Extracted records:
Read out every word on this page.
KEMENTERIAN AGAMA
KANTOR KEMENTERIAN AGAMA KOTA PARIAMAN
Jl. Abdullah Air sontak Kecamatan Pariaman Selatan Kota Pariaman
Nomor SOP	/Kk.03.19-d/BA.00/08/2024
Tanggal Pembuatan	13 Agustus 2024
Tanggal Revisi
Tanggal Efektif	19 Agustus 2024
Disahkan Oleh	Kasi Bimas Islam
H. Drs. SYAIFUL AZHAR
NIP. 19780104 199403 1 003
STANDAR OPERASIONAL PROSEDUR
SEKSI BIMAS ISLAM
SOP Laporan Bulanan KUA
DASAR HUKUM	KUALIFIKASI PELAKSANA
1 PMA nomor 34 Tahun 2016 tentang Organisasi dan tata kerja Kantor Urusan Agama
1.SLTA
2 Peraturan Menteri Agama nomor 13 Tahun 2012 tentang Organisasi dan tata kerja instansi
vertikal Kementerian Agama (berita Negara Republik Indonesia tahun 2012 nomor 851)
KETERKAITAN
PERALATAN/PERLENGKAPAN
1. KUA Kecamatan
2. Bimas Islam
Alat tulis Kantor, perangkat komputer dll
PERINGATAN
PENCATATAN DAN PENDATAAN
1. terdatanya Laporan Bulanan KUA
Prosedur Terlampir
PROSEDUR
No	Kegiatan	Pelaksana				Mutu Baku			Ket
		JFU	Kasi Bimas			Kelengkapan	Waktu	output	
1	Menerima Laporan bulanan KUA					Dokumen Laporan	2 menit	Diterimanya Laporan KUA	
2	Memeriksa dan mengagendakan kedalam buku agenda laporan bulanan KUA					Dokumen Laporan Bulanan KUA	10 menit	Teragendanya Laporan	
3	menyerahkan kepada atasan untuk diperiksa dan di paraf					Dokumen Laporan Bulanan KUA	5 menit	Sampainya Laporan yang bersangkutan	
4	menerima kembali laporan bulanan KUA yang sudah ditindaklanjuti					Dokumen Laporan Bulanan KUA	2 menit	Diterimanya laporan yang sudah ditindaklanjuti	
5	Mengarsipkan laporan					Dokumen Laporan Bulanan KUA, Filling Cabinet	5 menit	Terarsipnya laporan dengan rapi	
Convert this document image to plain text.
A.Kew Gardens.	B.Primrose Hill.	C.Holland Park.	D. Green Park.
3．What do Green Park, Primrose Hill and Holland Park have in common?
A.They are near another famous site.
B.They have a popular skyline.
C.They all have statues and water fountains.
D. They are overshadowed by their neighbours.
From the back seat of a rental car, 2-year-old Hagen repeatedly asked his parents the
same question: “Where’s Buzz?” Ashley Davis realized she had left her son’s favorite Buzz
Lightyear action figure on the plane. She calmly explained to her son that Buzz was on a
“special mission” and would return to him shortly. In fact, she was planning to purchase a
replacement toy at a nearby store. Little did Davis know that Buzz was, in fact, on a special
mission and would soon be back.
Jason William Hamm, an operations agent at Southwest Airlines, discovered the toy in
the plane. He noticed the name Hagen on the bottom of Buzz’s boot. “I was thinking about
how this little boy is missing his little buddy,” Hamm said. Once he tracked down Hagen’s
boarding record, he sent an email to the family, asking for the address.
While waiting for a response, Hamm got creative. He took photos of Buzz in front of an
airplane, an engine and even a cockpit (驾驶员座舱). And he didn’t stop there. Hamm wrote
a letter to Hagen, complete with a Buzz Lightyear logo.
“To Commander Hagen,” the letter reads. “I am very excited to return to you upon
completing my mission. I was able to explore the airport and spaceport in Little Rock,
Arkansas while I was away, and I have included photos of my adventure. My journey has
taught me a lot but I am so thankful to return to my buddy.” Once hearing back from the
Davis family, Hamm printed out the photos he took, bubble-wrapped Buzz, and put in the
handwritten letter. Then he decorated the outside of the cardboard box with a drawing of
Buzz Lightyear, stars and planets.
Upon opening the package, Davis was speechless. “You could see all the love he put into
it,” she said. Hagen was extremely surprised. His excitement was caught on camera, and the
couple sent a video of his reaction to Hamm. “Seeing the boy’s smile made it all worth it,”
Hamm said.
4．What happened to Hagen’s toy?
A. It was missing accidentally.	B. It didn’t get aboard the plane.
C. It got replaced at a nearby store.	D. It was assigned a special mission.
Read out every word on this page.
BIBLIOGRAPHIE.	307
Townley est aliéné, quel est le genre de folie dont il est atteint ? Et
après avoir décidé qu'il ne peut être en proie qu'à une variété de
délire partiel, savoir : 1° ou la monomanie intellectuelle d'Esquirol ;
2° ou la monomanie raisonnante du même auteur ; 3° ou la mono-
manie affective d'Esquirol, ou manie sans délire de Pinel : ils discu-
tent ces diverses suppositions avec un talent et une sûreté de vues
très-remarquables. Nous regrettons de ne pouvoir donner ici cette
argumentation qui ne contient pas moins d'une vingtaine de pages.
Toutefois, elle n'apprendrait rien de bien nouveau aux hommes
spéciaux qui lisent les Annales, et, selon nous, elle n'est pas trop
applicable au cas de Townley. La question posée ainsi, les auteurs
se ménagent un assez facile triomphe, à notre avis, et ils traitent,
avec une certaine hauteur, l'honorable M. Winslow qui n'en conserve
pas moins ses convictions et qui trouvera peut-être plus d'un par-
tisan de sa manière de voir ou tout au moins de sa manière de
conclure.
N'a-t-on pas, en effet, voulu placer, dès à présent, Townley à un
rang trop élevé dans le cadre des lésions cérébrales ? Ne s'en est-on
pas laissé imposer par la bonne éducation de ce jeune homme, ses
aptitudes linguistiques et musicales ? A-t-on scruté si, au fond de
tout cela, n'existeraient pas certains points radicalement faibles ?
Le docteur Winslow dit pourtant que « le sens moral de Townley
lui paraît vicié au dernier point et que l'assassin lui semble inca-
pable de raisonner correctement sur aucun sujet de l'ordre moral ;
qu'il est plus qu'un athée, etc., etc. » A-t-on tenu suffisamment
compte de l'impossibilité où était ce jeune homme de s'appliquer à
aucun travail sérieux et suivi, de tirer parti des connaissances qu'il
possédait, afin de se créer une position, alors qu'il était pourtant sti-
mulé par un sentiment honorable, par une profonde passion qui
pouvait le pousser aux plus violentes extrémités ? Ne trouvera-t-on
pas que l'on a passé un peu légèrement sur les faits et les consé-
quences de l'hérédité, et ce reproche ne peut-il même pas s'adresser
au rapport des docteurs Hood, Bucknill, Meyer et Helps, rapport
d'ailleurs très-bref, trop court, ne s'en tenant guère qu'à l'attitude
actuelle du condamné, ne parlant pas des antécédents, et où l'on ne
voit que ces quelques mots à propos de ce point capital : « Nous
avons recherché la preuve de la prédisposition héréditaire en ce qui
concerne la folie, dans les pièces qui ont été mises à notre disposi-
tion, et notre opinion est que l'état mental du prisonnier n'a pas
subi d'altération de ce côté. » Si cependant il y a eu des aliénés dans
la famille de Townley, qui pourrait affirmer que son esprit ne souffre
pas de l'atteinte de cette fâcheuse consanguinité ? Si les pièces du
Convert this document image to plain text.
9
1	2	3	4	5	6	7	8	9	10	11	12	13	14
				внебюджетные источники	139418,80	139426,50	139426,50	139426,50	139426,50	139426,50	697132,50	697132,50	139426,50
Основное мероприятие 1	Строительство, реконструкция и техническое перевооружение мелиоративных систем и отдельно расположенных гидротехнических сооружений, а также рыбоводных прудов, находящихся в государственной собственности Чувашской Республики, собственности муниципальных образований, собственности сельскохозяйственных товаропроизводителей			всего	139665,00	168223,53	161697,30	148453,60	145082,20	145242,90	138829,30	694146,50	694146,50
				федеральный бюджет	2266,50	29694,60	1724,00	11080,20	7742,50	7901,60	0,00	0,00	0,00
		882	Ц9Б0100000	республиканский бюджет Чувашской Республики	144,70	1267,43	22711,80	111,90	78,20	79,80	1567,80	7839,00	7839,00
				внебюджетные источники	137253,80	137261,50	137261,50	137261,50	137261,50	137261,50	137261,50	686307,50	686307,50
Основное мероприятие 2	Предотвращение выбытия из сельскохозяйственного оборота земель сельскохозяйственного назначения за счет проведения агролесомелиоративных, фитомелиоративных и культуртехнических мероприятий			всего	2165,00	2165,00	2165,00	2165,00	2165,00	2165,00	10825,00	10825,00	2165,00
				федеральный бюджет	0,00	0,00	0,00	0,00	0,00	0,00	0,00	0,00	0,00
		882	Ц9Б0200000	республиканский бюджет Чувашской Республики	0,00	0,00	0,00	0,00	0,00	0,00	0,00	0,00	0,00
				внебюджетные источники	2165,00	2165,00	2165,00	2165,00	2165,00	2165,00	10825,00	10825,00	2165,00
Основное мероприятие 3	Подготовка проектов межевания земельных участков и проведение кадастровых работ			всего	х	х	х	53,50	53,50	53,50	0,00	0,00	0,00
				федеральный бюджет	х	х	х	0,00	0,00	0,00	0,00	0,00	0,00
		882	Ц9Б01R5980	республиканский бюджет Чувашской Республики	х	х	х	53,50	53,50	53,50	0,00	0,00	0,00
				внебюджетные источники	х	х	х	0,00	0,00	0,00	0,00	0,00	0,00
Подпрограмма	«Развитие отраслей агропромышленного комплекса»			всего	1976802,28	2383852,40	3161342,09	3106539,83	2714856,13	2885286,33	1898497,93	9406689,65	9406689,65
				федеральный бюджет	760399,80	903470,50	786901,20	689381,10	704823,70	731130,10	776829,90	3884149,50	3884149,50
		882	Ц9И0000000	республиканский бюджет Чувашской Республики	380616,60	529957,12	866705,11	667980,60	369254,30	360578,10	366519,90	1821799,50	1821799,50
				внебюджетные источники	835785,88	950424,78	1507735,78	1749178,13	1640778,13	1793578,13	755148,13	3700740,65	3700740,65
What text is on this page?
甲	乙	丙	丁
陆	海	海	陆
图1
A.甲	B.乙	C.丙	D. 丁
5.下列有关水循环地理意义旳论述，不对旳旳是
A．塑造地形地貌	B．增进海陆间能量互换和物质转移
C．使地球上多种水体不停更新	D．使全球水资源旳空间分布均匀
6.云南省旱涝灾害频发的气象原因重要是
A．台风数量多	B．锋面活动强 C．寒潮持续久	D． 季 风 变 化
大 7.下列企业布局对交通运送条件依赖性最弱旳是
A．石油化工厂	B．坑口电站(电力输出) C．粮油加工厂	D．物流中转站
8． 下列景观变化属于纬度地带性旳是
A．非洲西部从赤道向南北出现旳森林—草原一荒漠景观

Exercise: Filter the records above and return every line that holds the word "pièces".

Exercise answer:
concerne la folie, dans les pièces qui ont été mises à notre disposi-
pas de l'atteinte de cette fâcheuse consanguinité ? Si les pièces du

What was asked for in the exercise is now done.